__REQUIRED WORK__: Only lines holding the string "Communication" are wanted; copy each one from the material.

* Begin *

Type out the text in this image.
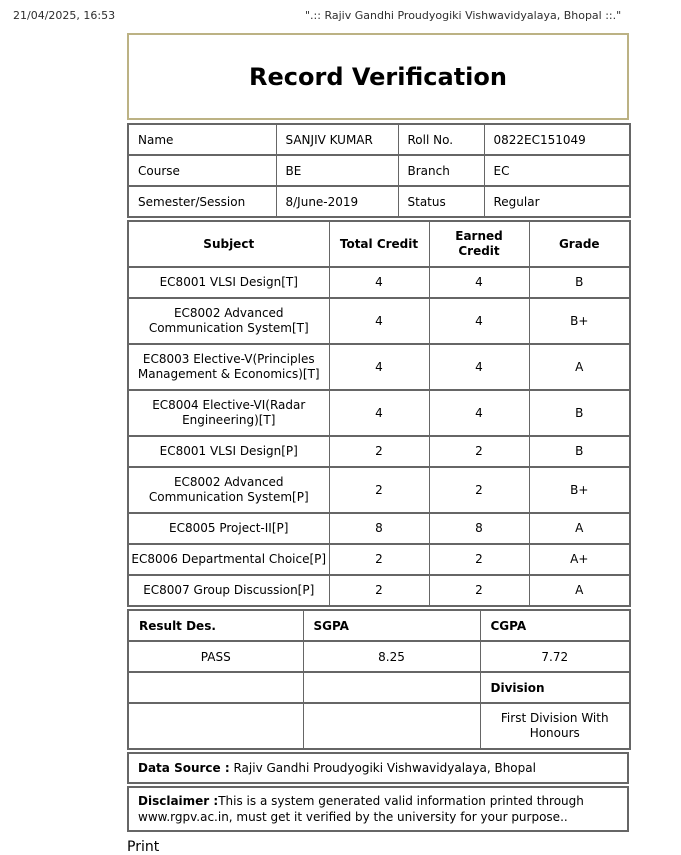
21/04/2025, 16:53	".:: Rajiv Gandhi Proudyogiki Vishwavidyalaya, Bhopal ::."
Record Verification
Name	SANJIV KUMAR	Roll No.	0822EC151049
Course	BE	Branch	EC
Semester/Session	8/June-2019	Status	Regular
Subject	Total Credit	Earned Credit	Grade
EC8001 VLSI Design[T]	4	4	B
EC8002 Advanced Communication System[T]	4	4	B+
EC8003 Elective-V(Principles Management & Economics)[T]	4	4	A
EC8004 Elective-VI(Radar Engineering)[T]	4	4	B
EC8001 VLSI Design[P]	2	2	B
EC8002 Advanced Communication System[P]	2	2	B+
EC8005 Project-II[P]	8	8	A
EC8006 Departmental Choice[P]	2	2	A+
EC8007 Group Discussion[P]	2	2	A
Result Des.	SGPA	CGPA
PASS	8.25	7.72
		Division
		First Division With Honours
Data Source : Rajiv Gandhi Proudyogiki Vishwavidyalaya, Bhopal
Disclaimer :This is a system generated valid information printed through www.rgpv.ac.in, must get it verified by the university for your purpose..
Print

* End *

__TASK RESULT__:
EC8002 Advanced Communication System[T]	4	4	B+
EC8002 Advanced Communication System[P]	2	2	B+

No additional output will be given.